Your task – From the first line to the last, reproduce the records below exactly, omitting any picture.

Entries provided –
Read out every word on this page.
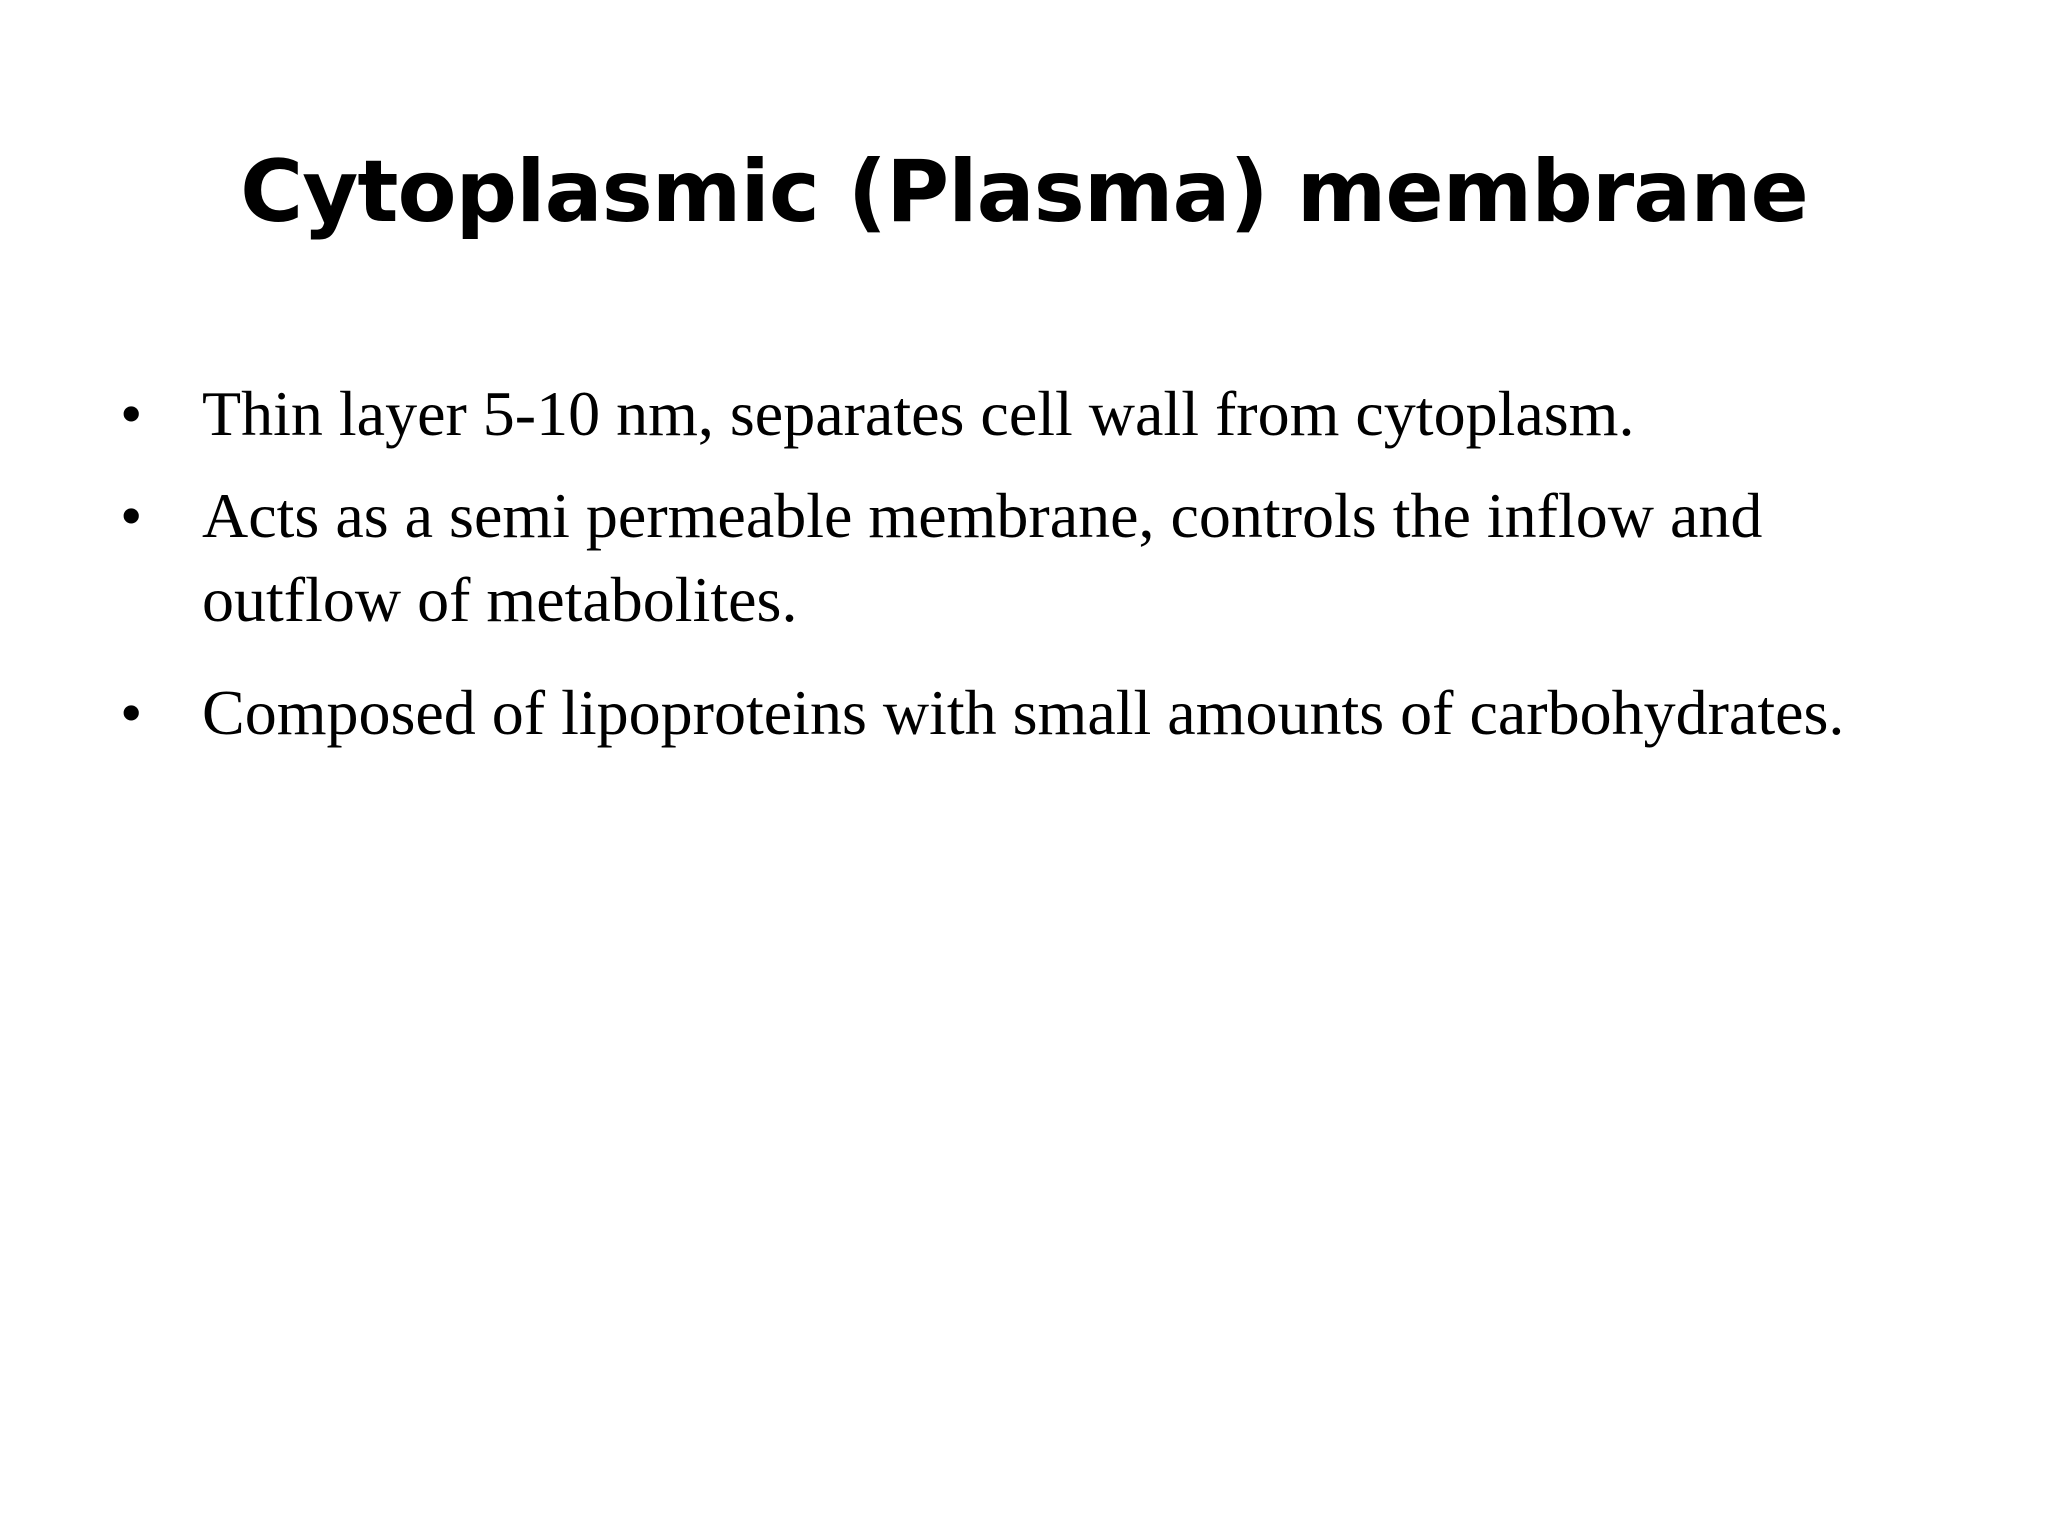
Cytoplasmic (Plasma) membrane
• Thin layer 5-10 nm, separates cell wall from cytoplasm.
• Acts as a semi permeable membrane, controls the inflow and outflow of metabolites.
• Composed of lipoproteins with small amounts of carbohydrates.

Solution –
Read out every word on this page.
Cytoplasmic (Plasma) membrane
• Thin layer 5-10 nm, separates cell wall from cytoplasm.
• Acts as a semi permeable membrane, controls the inflow and outflow of metabolites.
• Composed of lipoproteins with small amounts of carbohydrates.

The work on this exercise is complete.